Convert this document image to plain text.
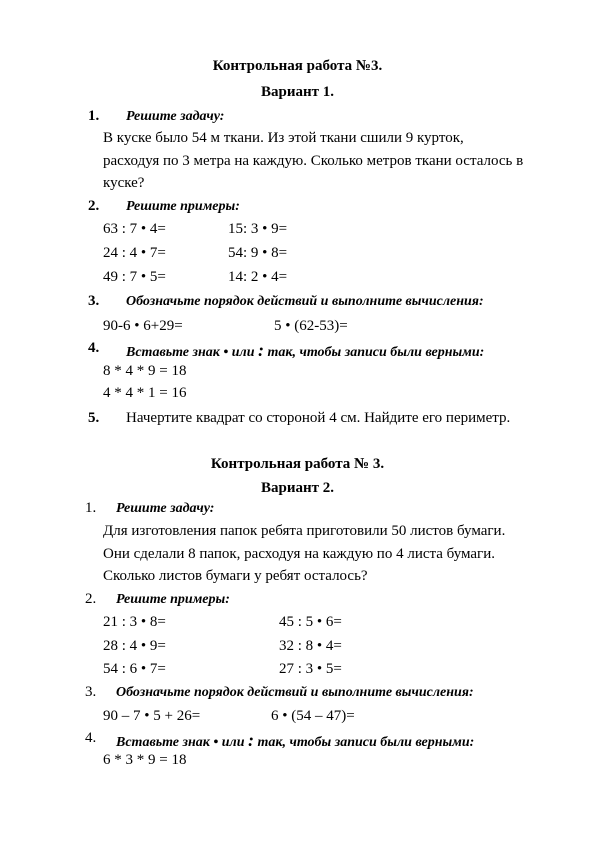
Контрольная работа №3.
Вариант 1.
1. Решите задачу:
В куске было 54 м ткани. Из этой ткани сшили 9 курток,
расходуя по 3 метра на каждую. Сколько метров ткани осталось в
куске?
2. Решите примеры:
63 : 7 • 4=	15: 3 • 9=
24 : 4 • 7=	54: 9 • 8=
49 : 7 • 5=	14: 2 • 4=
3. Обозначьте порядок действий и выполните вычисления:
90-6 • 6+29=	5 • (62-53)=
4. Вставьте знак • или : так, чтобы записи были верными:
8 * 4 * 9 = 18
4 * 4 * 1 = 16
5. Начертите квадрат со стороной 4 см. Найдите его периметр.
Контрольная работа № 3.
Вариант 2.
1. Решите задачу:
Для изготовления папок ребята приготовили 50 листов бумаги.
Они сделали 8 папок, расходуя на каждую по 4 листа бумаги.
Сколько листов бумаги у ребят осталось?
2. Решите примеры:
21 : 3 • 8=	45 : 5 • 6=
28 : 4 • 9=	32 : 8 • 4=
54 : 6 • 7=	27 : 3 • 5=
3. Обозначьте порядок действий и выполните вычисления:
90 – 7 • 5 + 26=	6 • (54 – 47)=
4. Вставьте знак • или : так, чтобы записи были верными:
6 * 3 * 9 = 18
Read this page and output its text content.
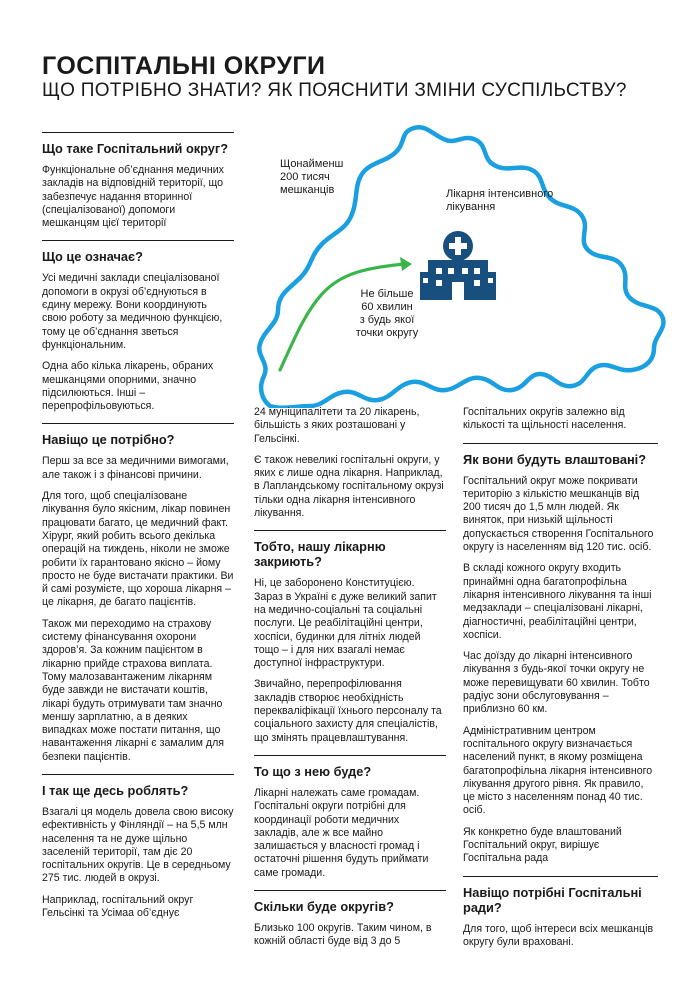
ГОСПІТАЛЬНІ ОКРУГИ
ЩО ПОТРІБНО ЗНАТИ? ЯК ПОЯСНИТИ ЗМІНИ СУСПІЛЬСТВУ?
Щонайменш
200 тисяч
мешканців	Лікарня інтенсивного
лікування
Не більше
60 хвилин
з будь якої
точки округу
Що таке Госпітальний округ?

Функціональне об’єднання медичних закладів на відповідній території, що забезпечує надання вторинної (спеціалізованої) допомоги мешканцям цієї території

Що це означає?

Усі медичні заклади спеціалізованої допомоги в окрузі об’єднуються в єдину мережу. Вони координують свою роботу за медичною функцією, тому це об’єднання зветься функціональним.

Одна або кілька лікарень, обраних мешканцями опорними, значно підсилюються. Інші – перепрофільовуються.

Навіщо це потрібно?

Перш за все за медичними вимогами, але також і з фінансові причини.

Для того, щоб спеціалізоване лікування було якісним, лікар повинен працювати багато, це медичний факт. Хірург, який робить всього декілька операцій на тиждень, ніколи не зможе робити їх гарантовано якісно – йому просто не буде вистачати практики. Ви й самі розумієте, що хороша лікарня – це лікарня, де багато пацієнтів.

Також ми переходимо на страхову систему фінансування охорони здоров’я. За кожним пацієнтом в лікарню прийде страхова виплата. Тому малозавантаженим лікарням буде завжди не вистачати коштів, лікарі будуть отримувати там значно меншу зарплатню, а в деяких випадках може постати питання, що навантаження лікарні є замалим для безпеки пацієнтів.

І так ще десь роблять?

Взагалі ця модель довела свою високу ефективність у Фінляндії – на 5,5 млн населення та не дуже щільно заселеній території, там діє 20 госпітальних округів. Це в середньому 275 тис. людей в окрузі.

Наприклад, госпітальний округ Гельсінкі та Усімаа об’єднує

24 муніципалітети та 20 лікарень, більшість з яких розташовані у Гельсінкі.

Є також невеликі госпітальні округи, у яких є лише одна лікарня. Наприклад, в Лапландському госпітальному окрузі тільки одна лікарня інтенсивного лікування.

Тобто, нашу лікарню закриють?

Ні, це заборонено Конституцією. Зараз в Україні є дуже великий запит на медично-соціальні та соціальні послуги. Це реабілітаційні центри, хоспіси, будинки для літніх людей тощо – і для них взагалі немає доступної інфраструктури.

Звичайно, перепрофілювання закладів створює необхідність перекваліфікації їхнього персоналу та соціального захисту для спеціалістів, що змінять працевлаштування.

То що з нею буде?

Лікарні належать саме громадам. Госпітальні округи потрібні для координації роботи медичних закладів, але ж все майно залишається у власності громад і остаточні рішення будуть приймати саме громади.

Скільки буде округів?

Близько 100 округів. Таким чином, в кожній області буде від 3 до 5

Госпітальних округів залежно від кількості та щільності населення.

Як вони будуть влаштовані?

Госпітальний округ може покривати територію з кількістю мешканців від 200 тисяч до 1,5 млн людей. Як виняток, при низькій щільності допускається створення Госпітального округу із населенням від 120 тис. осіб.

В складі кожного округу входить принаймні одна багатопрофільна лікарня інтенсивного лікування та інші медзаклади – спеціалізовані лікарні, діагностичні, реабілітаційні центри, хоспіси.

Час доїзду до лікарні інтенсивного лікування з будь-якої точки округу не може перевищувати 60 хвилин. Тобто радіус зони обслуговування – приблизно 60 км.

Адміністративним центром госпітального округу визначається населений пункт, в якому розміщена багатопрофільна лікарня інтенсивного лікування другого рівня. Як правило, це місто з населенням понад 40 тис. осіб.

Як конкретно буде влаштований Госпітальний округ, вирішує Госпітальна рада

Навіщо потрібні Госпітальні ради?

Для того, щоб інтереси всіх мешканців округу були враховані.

=-=-=-=-=

■ AIM OF THE TASK:
Extract every line of the data exactly; pictures stay out.

■ THE ANSWER:
Convert this document image to plain text.
Контрольная работа №3.
Вариант 1.
1. Решите задачу:
В куске было 54 м ткани. Из этой ткани сшили 9 курток,
расходуя по 3 метра на каждую. Сколько метров ткани осталось в
куске?
2. Решите примеры:
63 : 7 • 4=	15: 3 • 9=
24 : 4 • 7=	54: 9 • 8=
49 : 7 • 5=	14: 2 • 4=
3. Обозначьте порядок действий и выполните вычисления:
90-6 • 6+29=	5 • (62-53)=
4. Вставьте знак • или : так, чтобы записи были верными:
8 * 4 * 9 = 18
4 * 4 * 1 = 16
5. Начертите квадрат со стороной 4 см. Найдите его периметр.
Контрольная работа № 3.
Вариант 2.
1. Решите задачу:
Для изготовления папок ребята приготовили 50 листов бумаги.
Они сделали 8 папок, расходуя на каждую по 4 листа бумаги.
Сколько листов бумаги у ребят осталось?
2. Решите примеры:
21 : 3 • 8=	45 : 5 • 6=
28 : 4 • 9=	32 : 8 • 4=
54 : 6 • 7=	27 : 3 • 5=
3. Обозначьте порядок действий и выполните вычисления:
90 – 7 • 5 + 26=	6 • (54 – 47)=
4. Вставьте знак • или : так, чтобы записи были верными:
6 * 3 * 9 = 18
Read this page and output its text content.
ГОСПІТАЛЬНІ ОКРУГИ
ЩО ПОТРІБНО ЗНАТИ? ЯК ПОЯСНИТИ ЗМІНИ СУСПІЛЬСТВУ?
Щонайменш
200 тисяч
мешканців	Лікарня інтенсивного
лікування
Не більше
60 хвилин
з будь якої
точки округу
Що таке Госпітальний округ?

Функціональне об’єднання медичних закладів на відповідній території, що забезпечує надання вторинної (спеціалізованої) допомоги мешканцям цієї території

Що це означає?

Усі медичні заклади спеціалізованої допомоги в окрузі об’єднуються в єдину мережу. Вони координують свою роботу за медичною функцією, тому це об’єднання зветься функціональним.

Одна або кілька лікарень, обраних мешканцями опорними, значно підсилюються. Інші – перепрофільовуються.

Навіщо це потрібно?

Перш за все за медичними вимогами, але також і з фінансові причини.

Для того, щоб спеціалізоване лікування було якісним, лікар повинен працювати багато, це медичний факт. Хірург, який робить всього декілька операцій на тиждень, ніколи не зможе робити їх гарантовано якісно – йому просто не буде вистачати практики. Ви й самі розумієте, що хороша лікарня – це лікарня, де багато пацієнтів.

Також ми переходимо на страхову систему фінансування охорони здоров’я. За кожним пацієнтом в лікарню прийде страхова виплата. Тому малозавантаженим лікарням буде завжди не вистачати коштів, лікарі будуть отримувати там значно меншу зарплатню, а в деяких випадках може постати питання, що навантаження лікарні є замалим для безпеки пацієнтів.

І так ще десь роблять?

Взагалі ця модель довела свою високу ефективність у Фінляндії – на 5,5 млн населення та не дуже щільно заселеній території, там діє 20 госпітальних округів. Це в середньому 275 тис. людей в окрузі.

Наприклад, госпітальний округ Гельсінкі та Усімаа об’єднує

24 муніципалітети та 20 лікарень, більшість з яких розташовані у Гельсінкі.

Є також невеликі госпітальні округи, у яких є лише одна лікарня. Наприклад, в Лапландському госпітальному окрузі тільки одна лікарня інтенсивного лікування.

Тобто, нашу лікарню закриють?

Ні, це заборонено Конституцією. Зараз в Україні є дуже великий запит на медично-соціальні та соціальні послуги. Це реабілітаційні центри, хоспіси, будинки для літніх людей тощо – і для них взагалі немає доступної інфраструктури.

Звичайно, перепрофілювання закладів створює необхідність перекваліфікації їхнього персоналу та соціального захисту для спеціалістів, що змінять працевлаштування.

То що з нею буде?

Лікарні належать саме громадам. Госпітальні округи потрібні для координації роботи медичних закладів, але ж все майно залишається у власності громад і остаточні рішення будуть приймати саме громади.

Скільки буде округів?

Близько 100 округів. Таким чином, в кожній області буде від 3 до 5

Госпітальних округів залежно від кількості та щільності населення.

Як вони будуть влаштовані?

Госпітальний округ може покривати територію з кількістю мешканців від 200 тисяч до 1,5 млн людей. Як виняток, при низькій щільності допускається створення Госпітального округу із населенням від 120 тис. осіб.

В складі кожного округу входить принаймні одна багатопрофільна лікарня інтенсивного лікування та інші медзаклади – спеціалізовані лікарні, діагностичні, реабілітаційні центри, хоспіси.

Час доїзду до лікарні інтенсивного лікування з будь-якої точки округу не може перевищувати 60 хвилин. Тобто радіус зони обслуговування – приблизно 60 км.

Адміністративним центром госпітального округу визначається населений пункт, в якому розміщена багатопрофільна лікарня інтенсивного лікування другого рівня. Як правило, це місто з населенням понад 40 тис. осіб.

Як конкретно буде влаштований Госпітальний округ, вирішує Госпітальна рада

Навіщо потрібні Госпітальні ради?

Для того, щоб інтереси всіх мешканців округу були враховані.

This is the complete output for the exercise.